--- Record excerpts ---

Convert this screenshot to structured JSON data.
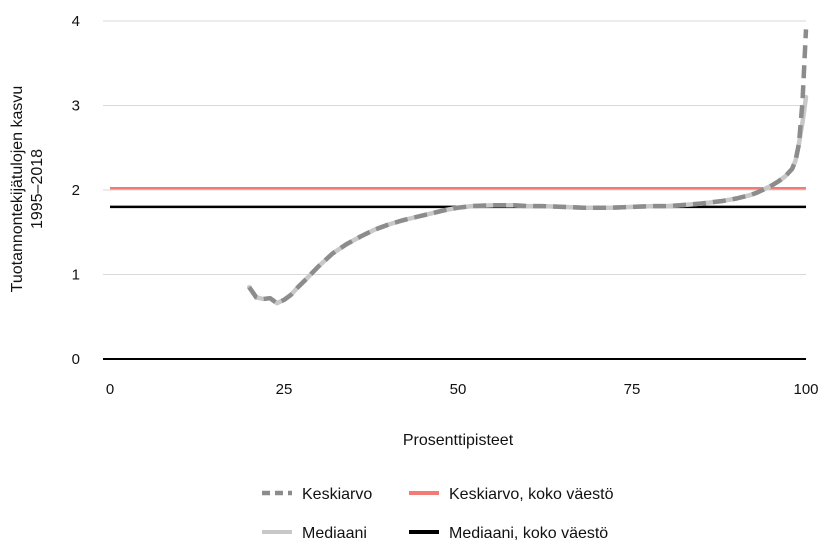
{
  "chart_data": {
    "type": "line",
    "title": "",
    "xlabel": "Prosenttipisteet",
    "ylabel_lines": [
      "Tuotannontekijätulojen kasvu",
      "1995–2018"
    ],
    "xlim": [
      0,
      100
    ],
    "ylim": [
      0,
      4
    ],
    "x_ticks": [
      0,
      25,
      50,
      75,
      100
    ],
    "y_ticks": [
      0,
      1,
      2,
      3,
      4
    ],
    "grid": "horizontal",
    "legend_position": "bottom",
    "series": [
      {
        "name": "Keskiarvo",
        "style": "dashed",
        "color": "#8c8c8c",
        "x": [
          20,
          21,
          22,
          23,
          24,
          25,
          26,
          27,
          28,
          30,
          32,
          34,
          36,
          38,
          40,
          42,
          44,
          46,
          48,
          50,
          52,
          55,
          58,
          60,
          62,
          65,
          68,
          70,
          72,
          75,
          78,
          80,
          82,
          85,
          88,
          90,
          92,
          93,
          94,
          95,
          96,
          97,
          98,
          98.5,
          99,
          99.5,
          100
        ],
        "y": [
          0.85,
          0.73,
          0.71,
          0.72,
          0.66,
          0.7,
          0.76,
          0.85,
          0.93,
          1.1,
          1.25,
          1.36,
          1.45,
          1.53,
          1.59,
          1.64,
          1.68,
          1.72,
          1.76,
          1.79,
          1.81,
          1.82,
          1.82,
          1.81,
          1.81,
          1.8,
          1.79,
          1.79,
          1.79,
          1.8,
          1.81,
          1.81,
          1.82,
          1.84,
          1.87,
          1.9,
          1.94,
          1.97,
          2.01,
          2.05,
          2.1,
          2.16,
          2.25,
          2.35,
          2.55,
          3.05,
          3.9
        ]
      },
      {
        "name": "Mediaani",
        "style": "solid",
        "color": "#c8c8c8",
        "x": [
          20,
          21,
          22,
          23,
          24,
          25,
          26,
          27,
          28,
          30,
          32,
          34,
          36,
          38,
          40,
          42,
          44,
          46,
          48,
          50,
          52,
          55,
          58,
          60,
          62,
          65,
          68,
          70,
          72,
          75,
          78,
          80,
          82,
          85,
          88,
          90,
          92,
          93,
          94,
          95,
          96,
          97,
          98,
          98.5,
          99,
          99.5,
          100
        ],
        "y": [
          0.85,
          0.73,
          0.71,
          0.72,
          0.66,
          0.7,
          0.76,
          0.85,
          0.93,
          1.1,
          1.25,
          1.36,
          1.45,
          1.53,
          1.59,
          1.64,
          1.68,
          1.72,
          1.76,
          1.79,
          1.81,
          1.82,
          1.82,
          1.81,
          1.81,
          1.8,
          1.79,
          1.79,
          1.79,
          1.8,
          1.81,
          1.81,
          1.82,
          1.84,
          1.87,
          1.9,
          1.94,
          1.97,
          2.01,
          2.05,
          2.1,
          2.16,
          2.25,
          2.35,
          2.55,
          2.8,
          3.1
        ]
      },
      {
        "name": "Keskiarvo, koko väestö",
        "style": "solid",
        "color": "#f27b76",
        "x": [
          0,
          100
        ],
        "y": [
          2.02,
          2.02
        ]
      },
      {
        "name": "Mediaani, koko väestö",
        "style": "solid",
        "color": "#000000",
        "x": [
          0,
          100
        ],
        "y": [
          1.8,
          1.8
        ]
      }
    ],
    "legend": [
      {
        "series": 0,
        "label": "Keskiarvo"
      },
      {
        "series": 2,
        "label": "Keskiarvo, koko väestö"
      },
      {
        "series": 1,
        "label": "Mediaani"
      },
      {
        "series": 3,
        "label": "Mediaani, koko väestö"
      }
    ]
  }
}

---

Find each line that has the word "name", then copy it out.

Task result -
        "name": "Keskiarvo",
        "name": "Mediaani",
        "name": "Keskiarvo, koko väestö",
        "name": "Mediaani, koko väestö",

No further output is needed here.